• [Data items]
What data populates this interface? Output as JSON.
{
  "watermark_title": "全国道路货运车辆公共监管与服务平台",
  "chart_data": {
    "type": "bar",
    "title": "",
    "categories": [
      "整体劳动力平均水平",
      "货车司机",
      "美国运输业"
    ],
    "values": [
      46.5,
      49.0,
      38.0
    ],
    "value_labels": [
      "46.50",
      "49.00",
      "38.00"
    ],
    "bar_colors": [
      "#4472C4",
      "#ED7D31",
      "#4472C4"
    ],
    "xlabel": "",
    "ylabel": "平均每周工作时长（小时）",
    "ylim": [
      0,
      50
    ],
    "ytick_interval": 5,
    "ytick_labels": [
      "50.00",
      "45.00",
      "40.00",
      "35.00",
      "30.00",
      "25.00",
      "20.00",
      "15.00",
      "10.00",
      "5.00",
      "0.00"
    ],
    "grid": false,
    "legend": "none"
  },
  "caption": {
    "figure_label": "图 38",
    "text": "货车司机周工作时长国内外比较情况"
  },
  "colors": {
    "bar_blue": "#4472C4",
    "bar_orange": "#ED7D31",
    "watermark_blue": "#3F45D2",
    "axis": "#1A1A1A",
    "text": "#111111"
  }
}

• [Directions] Find every line in the records above that contains the word "text", and copy each one.

• [Complete output]
    "text": "货车司机周工作时长国内外比较情况"
    "text": "#111111"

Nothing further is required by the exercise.